**Aim**
Skip any picture you find and retype all the remaining lines exactly.

**Material provided**
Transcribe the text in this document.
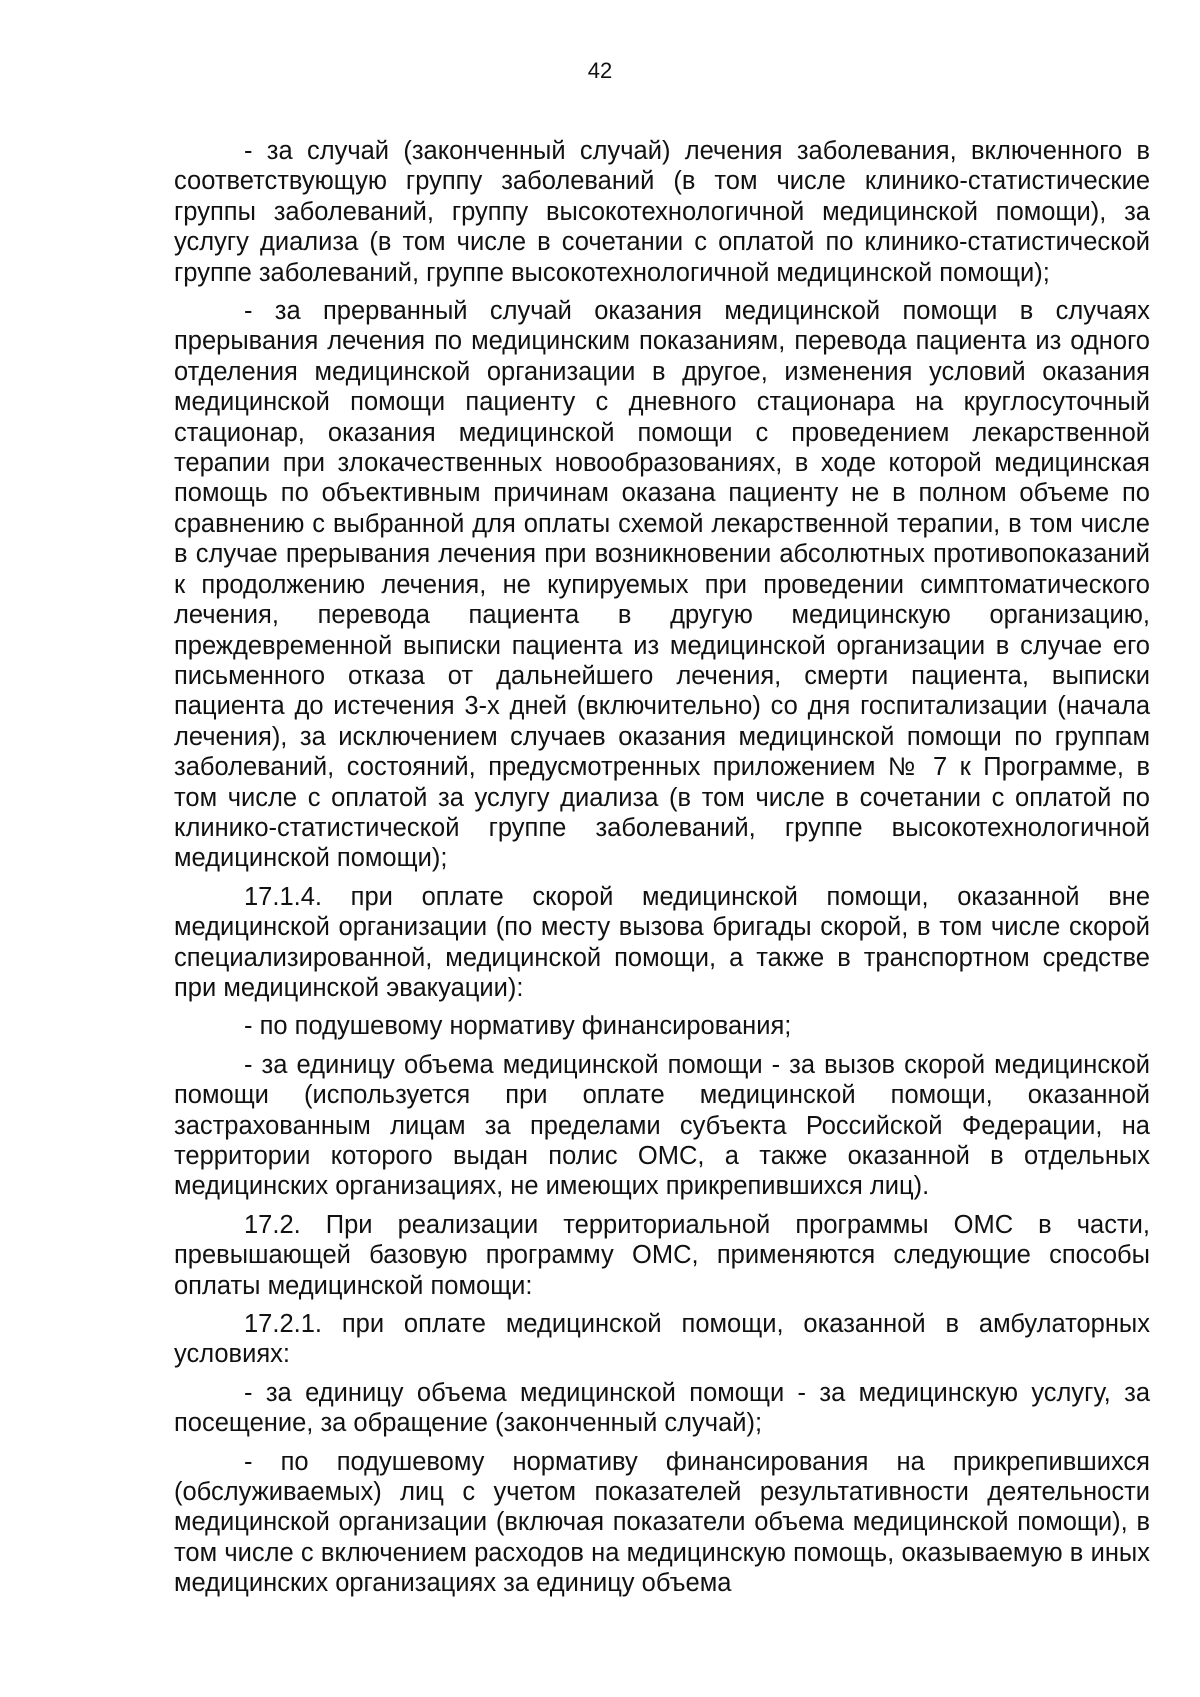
42

- за случай (законченный случай) лечения заболевания, включенного в соответствующую группу заболеваний (в том числе клинико-статистические группы заболеваний, группу высокотехнологичной медицинской помощи), за услугу диализа (в том числе в сочетании с оплатой по клинико-статистической группе заболеваний, группе высокотехнологичной медицинской помощи);

- за прерванный случай оказания медицинской помощи в случаях прерывания лечения по медицинским показаниям, перевода пациента из одного отделения медицинской организации в другое, изменения условий оказания медицинской помощи пациенту с дневного стационара на круглосуточный стационар, оказания медицинской помощи с проведением лекарственной терапии при злокачественных новообразованиях, в ходе которой медицинская помощь по объективным причинам оказана пациенту не в полном объеме по сравнению с выбранной для оплаты схемой лекарственной терапии, в том числе в случае прерывания лечения при возникновении абсолютных противопоказаний к продолжению лечения, не купируемых при проведении симптоматического лечения, перевода пациента в другую медицинскую организацию, преждевременной выписки пациента из медицинской организации в случае его письменного отказа от дальнейшего лечения, смерти пациента, выписки пациента до истечения 3-х дней (включительно) со дня госпитализации (начала лечения), за исключением случаев оказания медицинской помощи по группам заболеваний, состояний, предусмотренных приложением № 7 к Программе, в том числе с оплатой за услугу диализа (в том числе в сочетании с оплатой по клинико-статистической группе заболеваний, группе высокотехнологичной медицинской помощи);

17.1.4. при оплате скорой медицинской помощи, оказанной вне медицинской организации (по месту вызова бригады скорой, в том числе скорой специализированной, медицинской помощи, а также в транспортном средстве при медицинской эвакуации):

- по подушевому нормативу финансирования;

- за единицу объема медицинской помощи - за вызов скорой медицинской помощи (используется при оплате медицинской помощи, оказанной застрахованным лицам за пределами субъекта Российской Федерации, на территории которого выдан полис ОМС, а также оказанной в отдельных медицинских организациях, не имеющих прикрепившихся лиц).

17.2. При реализации территориальной программы ОМС в части, превышающей базовую программу ОМС, применяются следующие способы оплаты медицинской помощи:

17.2.1. при оплате медицинской помощи, оказанной в амбулаторных условиях:

- за единицу объема медицинской помощи - за медицинскую услугу, за посещение, за обращение (законченный случай);

- по подушевому нормативу финансирования на прикрепившихся (обслуживаемых) лиц с учетом показателей результативности деятельности медицинской организации (включая показатели объема медицинской помощи), в том числе с включением расходов на медицинскую помощь, оказываемую в иных медицинских организациях за единицу объема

**Exercise output**
Transcribe the text in this document.
42

- за случай (законченный случай) лечения заболевания, включенного в соответствующую группу заболеваний (в том числе клинико-статистические группы заболеваний, группу высокотехнологичной медицинской помощи), за услугу диализа (в том числе в сочетании с оплатой по клинико-статистической группе заболеваний, группе высокотехнологичной медицинской помощи);

- за прерванный случай оказания медицинской помощи в случаях прерывания лечения по медицинским показаниям, перевода пациента из одного отделения медицинской организации в другое, изменения условий оказания медицинской помощи пациенту с дневного стационара на круглосуточный стационар, оказания медицинской помощи с проведением лекарственной терапии при злокачественных новообразованиях, в ходе которой медицинская помощь по объективным причинам оказана пациенту не в полном объеме по сравнению с выбранной для оплаты схемой лекарственной терапии, в том числе в случае прерывания лечения при возникновении абсолютных противопоказаний к продолжению лечения, не купируемых при проведении симптоматического лечения, перевода пациента в другую медицинскую организацию, преждевременной выписки пациента из медицинской организации в случае его письменного отказа от дальнейшего лечения, смерти пациента, выписки пациента до истечения 3-х дней (включительно) со дня госпитализации (начала лечения), за исключением случаев оказания медицинской помощи по группам заболеваний, состояний, предусмотренных приложением № 7 к Программе, в том числе с оплатой за услугу диализа (в том числе в сочетании с оплатой по клинико-статистической группе заболеваний, группе высокотехнологичной медицинской помощи);

17.1.4. при оплате скорой медицинской помощи, оказанной вне медицинской организации (по месту вызова бригады скорой, в том числе скорой специализированной, медицинской помощи, а также в транспортном средстве при медицинской эвакуации):

- по подушевому нормативу финансирования;

- за единицу объема медицинской помощи - за вызов скорой медицинской помощи (используется при оплате медицинской помощи, оказанной застрахованным лицам за пределами субъекта Российской Федерации, на территории которого выдан полис ОМС, а также оказанной в отдельных медицинских организациях, не имеющих прикрепившихся лиц).

17.2. При реализации территориальной программы ОМС в части, превышающей базовую программу ОМС, применяются следующие способы оплаты медицинской помощи:

17.2.1. при оплате медицинской помощи, оказанной в амбулаторных условиях:

- за единицу объема медицинской помощи - за медицинскую услугу, за посещение, за обращение (законченный случай);

- по подушевому нормативу финансирования на прикрепившихся (обслуживаемых) лиц с учетом показателей результативности деятельности медицинской организации (включая показатели объема медицинской помощи), в том числе с включением расходов на медицинскую помощь, оказываемую в иных медицинских организациях за единицу объема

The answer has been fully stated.